AIM =>
Write out every entry, unchanged. Skip any picture.

EXCERPTED RECORDS =>
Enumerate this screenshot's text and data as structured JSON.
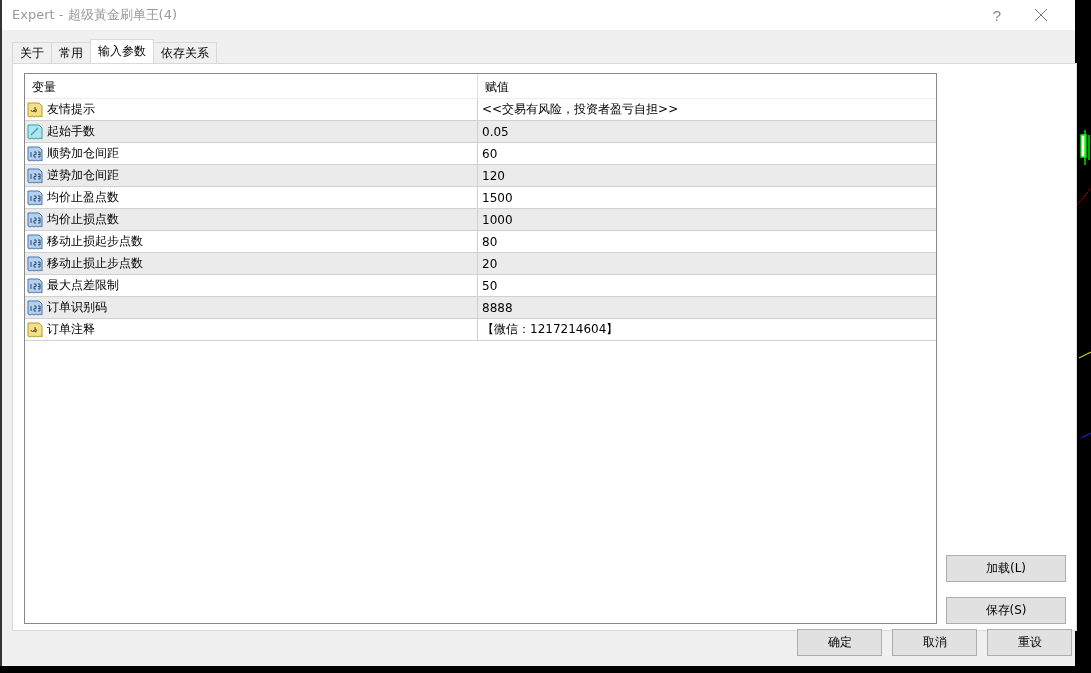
{
  "window": {
    "title": "Expert - 超级黃金刷单王(4)",
    "help": "?"
  },
  "tabs": [
    {
      "label": "关于",
      "selected": false
    },
    {
      "label": "常用",
      "selected": false
    },
    {
      "label": "输入参数",
      "selected": true
    },
    {
      "label": "依存关系",
      "selected": false
    }
  ],
  "table": {
    "columns": [
      "变量",
      "赋值"
    ],
    "rows": [
      {
        "kind": "string",
        "name": "友情提示",
        "value": "<<交易有风险，投资者盈亏自担>>"
      },
      {
        "kind": "double",
        "name": "起始手数",
        "value": "0.05"
      },
      {
        "kind": "int",
        "name": "顺势加仓间距",
        "value": "60"
      },
      {
        "kind": "int",
        "name": "逆势加仓间距",
        "value": "120"
      },
      {
        "kind": "int",
        "name": "均价止盈点数",
        "value": "1500"
      },
      {
        "kind": "int",
        "name": "均价止损点数",
        "value": "1000"
      },
      {
        "kind": "int",
        "name": "移动止损起步点数",
        "value": "80"
      },
      {
        "kind": "int",
        "name": "移动止损止步点数",
        "value": "20"
      },
      {
        "kind": "int",
        "name": "最大点差限制",
        "value": "50"
      },
      {
        "kind": "int",
        "name": "订单识别码",
        "value": "8888"
      },
      {
        "kind": "string",
        "name": "订单注释",
        "value": "【微信：1217214604】"
      }
    ]
  },
  "side_buttons": [
    "加载(L)",
    "保存(S)"
  ],
  "buttons": [
    "确定",
    "取消",
    "重设"
  ]
}
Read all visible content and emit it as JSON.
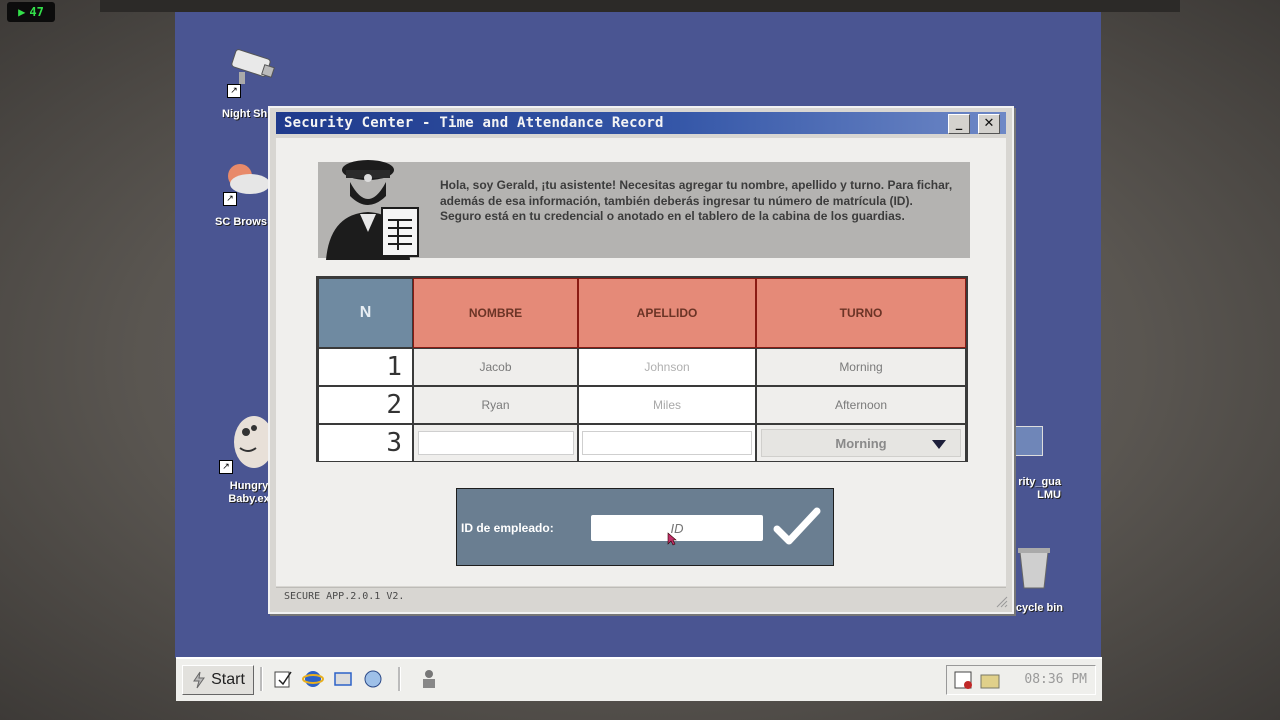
{
  "overlay": {
    "fps": "47"
  },
  "desktop": {
    "icons": [
      {
        "label": "Night Sh"
      },
      {
        "label": "SC Brows"
      },
      {
        "label": "Hungry\nBaby.ex"
      },
      {
        "label": "rity_gua\nLMU"
      },
      {
        "label": "recycle bin"
      }
    ]
  },
  "window": {
    "title": "Security Center - Time and Attendance Record",
    "minimize": "_",
    "close": "✕",
    "assistant_message": "Hola, soy Gerald, ¡tu asistente! Necesitas agregar tu nombre, apellido y turno. Para fichar, además de esa información, también deberás ingresar tu número de matrícula (ID). Seguro está en tu credencial o anotado en el tablero de la cabina de los guardias.",
    "table": {
      "headers": [
        "N",
        "NOMBRE",
        "APELLIDO",
        "TURNO"
      ],
      "rows": [
        {
          "n": "1",
          "nombre": "Jacob",
          "apellido": "Johnson",
          "turno": "Morning"
        },
        {
          "n": "2",
          "nombre": "Ryan",
          "apellido": "Miles",
          "turno": "Afternoon"
        }
      ],
      "new_row": {
        "n": "3",
        "nombre": "",
        "apellido": "",
        "turno_selected": "Morning"
      }
    },
    "id_panel": {
      "label": "ID de empleado:",
      "placeholder": "ID",
      "value": ""
    },
    "status": "SECURE APP.2.0.1 V2."
  },
  "taskbar": {
    "start": "Start",
    "clock": "08:36 PM"
  }
}
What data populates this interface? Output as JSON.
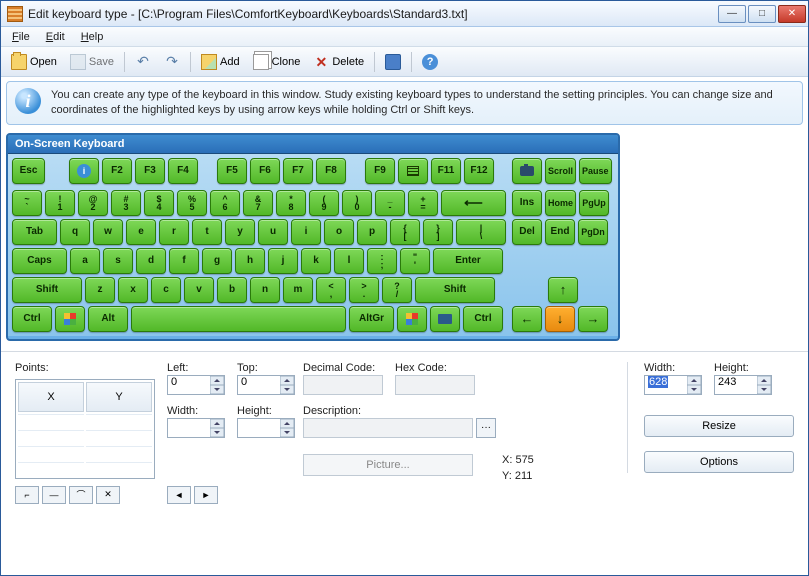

FULL OUTPUT =>
Enumerate this screenshot's text and data as structured JSON.
{
  "window": {
    "title": "Expert - 超级黃金刷单王(4)",
    "help": "?"
  },
  "tabs": [
    {
      "label": "关于",
      "selected": false
    },
    {
      "label": "常用",
      "selected": false
    },
    {
      "label": "输入参数",
      "selected": true
    },
    {
      "label": "依存关系",
      "selected": false
    }
  ],
  "table": {
    "columns": [
      "变量",
      "赋值"
    ],
    "rows": [
      {
        "kind": "string",
        "name": "友情提示",
        "value": "<<交易有风险，投资者盈亏自担>>"
      },
      {
        "kind": "double",
        "name": "起始手数",
        "value": "0.05"
      },
      {
        "kind": "int",
        "name": "顺势加仓间距",
        "value": "60"
      },
      {
        "kind": "int",
        "name": "逆势加仓间距",
        "value": "120"
      },
      {
        "kind": "int",
        "name": "均价止盈点数",
        "value": "1500"
      },
      {
        "kind": "int",
        "name": "均价止损点数",
        "value": "1000"
      },
      {
        "kind": "int",
        "name": "移动止损起步点数",
        "value": "80"
      },
      {
        "kind": "int",
        "name": "移动止损止步点数",
        "value": "20"
      },
      {
        "kind": "int",
        "name": "最大点差限制",
        "value": "50"
      },
      {
        "kind": "int",
        "name": "订单识别码",
        "value": "8888"
      },
      {
        "kind": "string",
        "name": "订单注释",
        "value": "【微信：1217214604】"
      }
    ]
  },
  "side_buttons": [
    "加载(L)",
    "保存(S)"
  ],
  "buttons": [
    "确定",
    "取消",
    "重设"
  ]
}
Read all visible content and emit it as JSON.
{
  "overlay": {
    "fps": "47"
  },
  "desktop": {
    "icons": [
      {
        "label": "Night Sh"
      },
      {
        "label": "SC Brows"
      },
      {
        "label": "Hungry\nBaby.ex"
      },
      {
        "label": "rity_gua\nLMU"
      },
      {
        "label": "recycle bin"
      }
    ]
  },
  "window": {
    "title": "Security Center - Time and Attendance Record",
    "minimize": "_",
    "close": "✕",
    "assistant_message": "Hola, soy Gerald, ¡tu asistente! Necesitas agregar tu nombre, apellido y turno. Para fichar, además de esa información, también deberás ingresar tu número de matrícula (ID). Seguro está en tu credencial o anotado en el tablero de la cabina de los guardias.",
    "table": {
      "headers": [
        "N",
        "NOMBRE",
        "APELLIDO",
        "TURNO"
      ],
      "rows": [
        {
          "n": "1",
          "nombre": "Jacob",
          "apellido": "Johnson",
          "turno": "Morning"
        },
        {
          "n": "2",
          "nombre": "Ryan",
          "apellido": "Miles",
          "turno": "Afternoon"
        }
      ],
      "new_row": {
        "n": "3",
        "nombre": "",
        "apellido": "",
        "turno_selected": "Morning"
      }
    },
    "id_panel": {
      "label": "ID de empleado:",
      "placeholder": "ID",
      "value": ""
    },
    "status": "SECURE APP.2.0.1 V2."
  },
  "taskbar": {
    "start": "Start",
    "clock": "08:36 PM"
  }
}
What data populates this interface? Output as JSON.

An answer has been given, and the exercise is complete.